Goal:
Below are records to repeat exactly. Omit the pictures from the copy.

Records for processing:
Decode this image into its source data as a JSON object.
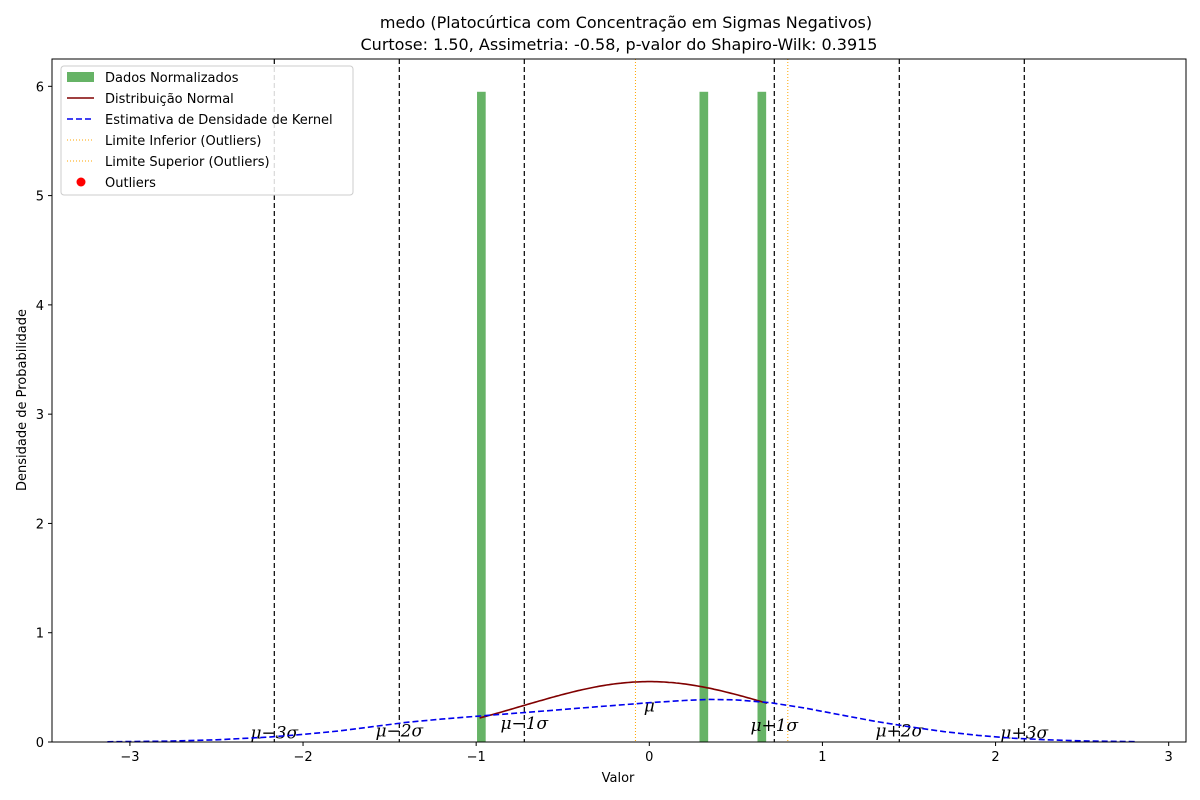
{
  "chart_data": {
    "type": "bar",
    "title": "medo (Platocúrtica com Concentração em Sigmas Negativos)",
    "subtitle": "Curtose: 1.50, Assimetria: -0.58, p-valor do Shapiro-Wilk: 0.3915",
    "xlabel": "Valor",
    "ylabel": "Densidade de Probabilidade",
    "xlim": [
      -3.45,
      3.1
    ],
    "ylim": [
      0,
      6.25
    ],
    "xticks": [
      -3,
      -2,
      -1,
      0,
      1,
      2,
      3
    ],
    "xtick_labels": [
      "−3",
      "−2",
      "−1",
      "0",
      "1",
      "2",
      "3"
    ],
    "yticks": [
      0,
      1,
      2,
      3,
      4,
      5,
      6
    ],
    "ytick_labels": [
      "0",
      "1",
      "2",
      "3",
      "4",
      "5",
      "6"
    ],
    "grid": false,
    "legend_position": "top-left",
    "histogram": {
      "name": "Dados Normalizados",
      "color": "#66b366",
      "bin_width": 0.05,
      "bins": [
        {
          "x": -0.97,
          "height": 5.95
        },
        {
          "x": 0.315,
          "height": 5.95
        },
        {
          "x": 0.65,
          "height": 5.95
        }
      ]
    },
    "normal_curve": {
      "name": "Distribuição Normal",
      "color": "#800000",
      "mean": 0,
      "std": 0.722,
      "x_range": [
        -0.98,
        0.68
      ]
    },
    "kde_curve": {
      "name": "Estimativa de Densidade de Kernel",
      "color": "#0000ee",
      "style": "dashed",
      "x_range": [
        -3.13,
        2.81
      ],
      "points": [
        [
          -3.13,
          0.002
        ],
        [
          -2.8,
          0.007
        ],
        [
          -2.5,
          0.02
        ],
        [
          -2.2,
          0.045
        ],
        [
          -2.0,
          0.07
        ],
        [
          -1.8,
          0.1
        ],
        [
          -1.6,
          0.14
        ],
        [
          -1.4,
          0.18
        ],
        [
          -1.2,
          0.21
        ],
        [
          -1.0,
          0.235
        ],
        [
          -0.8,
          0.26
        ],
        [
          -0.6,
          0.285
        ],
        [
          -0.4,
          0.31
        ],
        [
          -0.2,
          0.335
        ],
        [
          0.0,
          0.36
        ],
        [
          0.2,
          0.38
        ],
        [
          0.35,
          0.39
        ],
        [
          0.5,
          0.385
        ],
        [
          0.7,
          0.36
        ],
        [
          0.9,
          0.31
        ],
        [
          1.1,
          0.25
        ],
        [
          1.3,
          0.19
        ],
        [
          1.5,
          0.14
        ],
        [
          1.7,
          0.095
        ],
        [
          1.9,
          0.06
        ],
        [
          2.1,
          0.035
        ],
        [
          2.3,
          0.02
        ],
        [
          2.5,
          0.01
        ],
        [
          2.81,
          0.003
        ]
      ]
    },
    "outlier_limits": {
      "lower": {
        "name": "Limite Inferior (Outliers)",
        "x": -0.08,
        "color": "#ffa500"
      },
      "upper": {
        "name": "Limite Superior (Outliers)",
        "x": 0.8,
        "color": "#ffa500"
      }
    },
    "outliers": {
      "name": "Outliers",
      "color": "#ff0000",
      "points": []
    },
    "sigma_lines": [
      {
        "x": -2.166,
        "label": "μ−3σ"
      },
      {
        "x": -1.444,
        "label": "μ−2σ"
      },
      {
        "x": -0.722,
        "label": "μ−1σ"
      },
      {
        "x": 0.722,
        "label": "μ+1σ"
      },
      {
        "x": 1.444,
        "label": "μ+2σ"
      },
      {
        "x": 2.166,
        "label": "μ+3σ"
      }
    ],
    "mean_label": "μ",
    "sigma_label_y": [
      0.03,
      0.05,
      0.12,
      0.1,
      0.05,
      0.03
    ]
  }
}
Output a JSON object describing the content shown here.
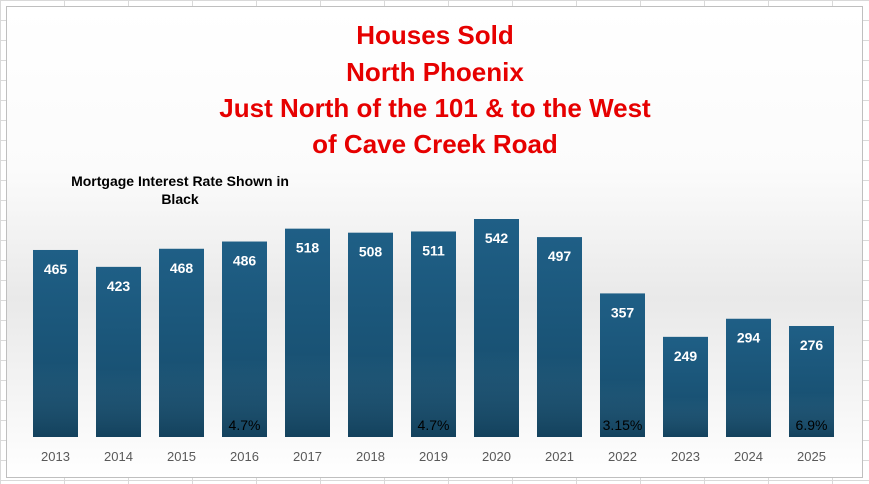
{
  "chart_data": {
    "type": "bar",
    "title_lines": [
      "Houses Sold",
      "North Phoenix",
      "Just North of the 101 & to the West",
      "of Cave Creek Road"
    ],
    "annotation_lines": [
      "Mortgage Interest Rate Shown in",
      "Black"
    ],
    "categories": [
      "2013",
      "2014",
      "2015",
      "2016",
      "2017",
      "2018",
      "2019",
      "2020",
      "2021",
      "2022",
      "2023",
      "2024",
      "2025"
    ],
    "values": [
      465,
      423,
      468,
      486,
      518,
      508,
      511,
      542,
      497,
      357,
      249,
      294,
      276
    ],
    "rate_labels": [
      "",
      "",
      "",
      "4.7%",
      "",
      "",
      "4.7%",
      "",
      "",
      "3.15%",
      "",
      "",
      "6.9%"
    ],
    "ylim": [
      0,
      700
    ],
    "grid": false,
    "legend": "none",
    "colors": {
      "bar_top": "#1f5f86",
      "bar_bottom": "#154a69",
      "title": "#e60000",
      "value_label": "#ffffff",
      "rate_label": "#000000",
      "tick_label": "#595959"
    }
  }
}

Answer to the exercise:
Decode this image into its source data as a JSON object.
{
  "chart_data": {
    "type": "bar",
    "title": "medo (Platocúrtica com Concentração em Sigmas Negativos)",
    "subtitle": "Curtose: 1.50, Assimetria: -0.58, p-valor do Shapiro-Wilk: 0.3915",
    "xlabel": "Valor",
    "ylabel": "Densidade de Probabilidade",
    "xlim": [
      -3.45,
      3.1
    ],
    "ylim": [
      0,
      6.25
    ],
    "xticks": [
      -3,
      -2,
      -1,
      0,
      1,
      2,
      3
    ],
    "xtick_labels": [
      "−3",
      "−2",
      "−1",
      "0",
      "1",
      "2",
      "3"
    ],
    "yticks": [
      0,
      1,
      2,
      3,
      4,
      5,
      6
    ],
    "ytick_labels": [
      "0",
      "1",
      "2",
      "3",
      "4",
      "5",
      "6"
    ],
    "grid": false,
    "legend_position": "top-left",
    "histogram": {
      "name": "Dados Normalizados",
      "color": "#66b366",
      "bin_width": 0.05,
      "bins": [
        {
          "x": -0.97,
          "height": 5.95
        },
        {
          "x": 0.315,
          "height": 5.95
        },
        {
          "x": 0.65,
          "height": 5.95
        }
      ]
    },
    "normal_curve": {
      "name": "Distribuição Normal",
      "color": "#800000",
      "mean": 0,
      "std": 0.722,
      "x_range": [
        -0.98,
        0.68
      ]
    },
    "kde_curve": {
      "name": "Estimativa de Densidade de Kernel",
      "color": "#0000ee",
      "style": "dashed",
      "x_range": [
        -3.13,
        2.81
      ],
      "points": [
        [
          -3.13,
          0.002
        ],
        [
          -2.8,
          0.007
        ],
        [
          -2.5,
          0.02
        ],
        [
          -2.2,
          0.045
        ],
        [
          -2.0,
          0.07
        ],
        [
          -1.8,
          0.1
        ],
        [
          -1.6,
          0.14
        ],
        [
          -1.4,
          0.18
        ],
        [
          -1.2,
          0.21
        ],
        [
          -1.0,
          0.235
        ],
        [
          -0.8,
          0.26
        ],
        [
          -0.6,
          0.285
        ],
        [
          -0.4,
          0.31
        ],
        [
          -0.2,
          0.335
        ],
        [
          0.0,
          0.36
        ],
        [
          0.2,
          0.38
        ],
        [
          0.35,
          0.39
        ],
        [
          0.5,
          0.385
        ],
        [
          0.7,
          0.36
        ],
        [
          0.9,
          0.31
        ],
        [
          1.1,
          0.25
        ],
        [
          1.3,
          0.19
        ],
        [
          1.5,
          0.14
        ],
        [
          1.7,
          0.095
        ],
        [
          1.9,
          0.06
        ],
        [
          2.1,
          0.035
        ],
        [
          2.3,
          0.02
        ],
        [
          2.5,
          0.01
        ],
        [
          2.81,
          0.003
        ]
      ]
    },
    "outlier_limits": {
      "lower": {
        "name": "Limite Inferior (Outliers)",
        "x": -0.08,
        "color": "#ffa500"
      },
      "upper": {
        "name": "Limite Superior (Outliers)",
        "x": 0.8,
        "color": "#ffa500"
      }
    },
    "outliers": {
      "name": "Outliers",
      "color": "#ff0000",
      "points": []
    },
    "sigma_lines": [
      {
        "x": -2.166,
        "label": "μ−3σ"
      },
      {
        "x": -1.444,
        "label": "μ−2σ"
      },
      {
        "x": -0.722,
        "label": "μ−1σ"
      },
      {
        "x": 0.722,
        "label": "μ+1σ"
      },
      {
        "x": 1.444,
        "label": "μ+2σ"
      },
      {
        "x": 2.166,
        "label": "μ+3σ"
      }
    ],
    "mean_label": "μ",
    "sigma_label_y": [
      0.03,
      0.05,
      0.12,
      0.1,
      0.05,
      0.03
    ]
  }
}
Output a JSON object describing the content shown here.
{
  "chart_data": {
    "type": "bar",
    "title_lines": [
      "Houses Sold",
      "North Phoenix",
      "Just North of the 101 & to the West",
      "of Cave Creek Road"
    ],
    "annotation_lines": [
      "Mortgage Interest Rate Shown in",
      "Black"
    ],
    "categories": [
      "2013",
      "2014",
      "2015",
      "2016",
      "2017",
      "2018",
      "2019",
      "2020",
      "2021",
      "2022",
      "2023",
      "2024",
      "2025"
    ],
    "values": [
      465,
      423,
      468,
      486,
      518,
      508,
      511,
      542,
      497,
      357,
      249,
      294,
      276
    ],
    "rate_labels": [
      "",
      "",
      "",
      "4.7%",
      "",
      "",
      "4.7%",
      "",
      "",
      "3.15%",
      "",
      "",
      "6.9%"
    ],
    "ylim": [
      0,
      700
    ],
    "grid": false,
    "legend": "none",
    "colors": {
      "bar_top": "#1f5f86",
      "bar_bottom": "#154a69",
      "title": "#e60000",
      "value_label": "#ffffff",
      "rate_label": "#000000",
      "tick_label": "#595959"
    }
  }
}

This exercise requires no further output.